======== DATA EXTRACT ========

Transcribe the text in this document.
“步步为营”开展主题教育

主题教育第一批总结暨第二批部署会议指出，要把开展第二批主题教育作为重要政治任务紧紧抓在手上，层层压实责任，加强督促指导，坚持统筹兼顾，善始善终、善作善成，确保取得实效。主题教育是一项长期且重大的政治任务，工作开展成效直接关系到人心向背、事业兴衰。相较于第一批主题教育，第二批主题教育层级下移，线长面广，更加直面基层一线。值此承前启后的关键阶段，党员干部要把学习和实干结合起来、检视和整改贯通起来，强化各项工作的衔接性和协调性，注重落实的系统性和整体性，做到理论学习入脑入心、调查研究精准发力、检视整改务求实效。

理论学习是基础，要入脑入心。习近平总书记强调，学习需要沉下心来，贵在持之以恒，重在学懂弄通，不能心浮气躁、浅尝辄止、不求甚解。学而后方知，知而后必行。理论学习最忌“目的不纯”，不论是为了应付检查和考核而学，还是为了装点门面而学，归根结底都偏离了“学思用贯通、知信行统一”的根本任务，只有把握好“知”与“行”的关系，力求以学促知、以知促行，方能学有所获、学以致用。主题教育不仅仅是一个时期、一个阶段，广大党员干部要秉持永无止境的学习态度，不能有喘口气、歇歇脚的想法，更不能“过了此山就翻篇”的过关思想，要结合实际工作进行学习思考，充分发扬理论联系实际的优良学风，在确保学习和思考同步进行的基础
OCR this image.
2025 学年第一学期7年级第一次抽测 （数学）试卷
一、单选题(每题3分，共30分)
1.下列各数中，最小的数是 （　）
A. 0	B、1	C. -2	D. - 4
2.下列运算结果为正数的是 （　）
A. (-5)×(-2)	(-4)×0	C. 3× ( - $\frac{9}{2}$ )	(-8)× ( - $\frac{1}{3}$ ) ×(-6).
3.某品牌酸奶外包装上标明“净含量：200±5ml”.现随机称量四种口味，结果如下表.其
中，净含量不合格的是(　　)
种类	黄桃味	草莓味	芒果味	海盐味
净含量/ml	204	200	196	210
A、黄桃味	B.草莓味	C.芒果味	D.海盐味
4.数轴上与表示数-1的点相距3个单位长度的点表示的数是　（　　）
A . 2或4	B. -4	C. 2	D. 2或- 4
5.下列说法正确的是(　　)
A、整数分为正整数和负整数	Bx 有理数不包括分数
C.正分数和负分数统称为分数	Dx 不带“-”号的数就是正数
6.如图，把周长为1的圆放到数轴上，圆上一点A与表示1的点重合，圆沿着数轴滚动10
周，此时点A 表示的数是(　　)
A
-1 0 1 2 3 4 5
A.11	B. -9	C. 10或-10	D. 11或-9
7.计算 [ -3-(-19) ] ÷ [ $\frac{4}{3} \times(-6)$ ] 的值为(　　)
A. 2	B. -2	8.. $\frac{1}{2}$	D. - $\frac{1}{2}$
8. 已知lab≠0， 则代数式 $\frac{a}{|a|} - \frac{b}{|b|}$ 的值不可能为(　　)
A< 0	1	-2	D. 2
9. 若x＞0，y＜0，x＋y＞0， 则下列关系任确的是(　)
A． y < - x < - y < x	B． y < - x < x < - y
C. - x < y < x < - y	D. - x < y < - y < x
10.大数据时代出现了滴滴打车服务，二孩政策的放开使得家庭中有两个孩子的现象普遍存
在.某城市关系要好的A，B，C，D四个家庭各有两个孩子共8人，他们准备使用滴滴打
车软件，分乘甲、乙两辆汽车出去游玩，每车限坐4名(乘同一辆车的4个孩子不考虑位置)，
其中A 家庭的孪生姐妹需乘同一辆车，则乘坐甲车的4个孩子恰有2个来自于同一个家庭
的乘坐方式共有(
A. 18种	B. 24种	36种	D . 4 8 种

========

- AIM
Using the records above, list each line that includes "frac".

- EXERCISE RESULT
A. (-5)×(-2)	(-4)×0	C. 3× ( - $\frac{9}{2}$ )	(-8)× ( - $\frac{1}{3}$ ) ×(-6).
7.计算 [ -3-(-19) ] ÷ [ $\frac{4}{3} \times(-6)$ ] 的值为(　　)
A. 2	B. -2	8.. $\frac{1}{2}$	D. - $\frac{1}{2}$
8. 已知lab≠0， 则代数式 $\frac{a}{|a|} - \frac{b}{|b|}$ 的值不可能为(　　)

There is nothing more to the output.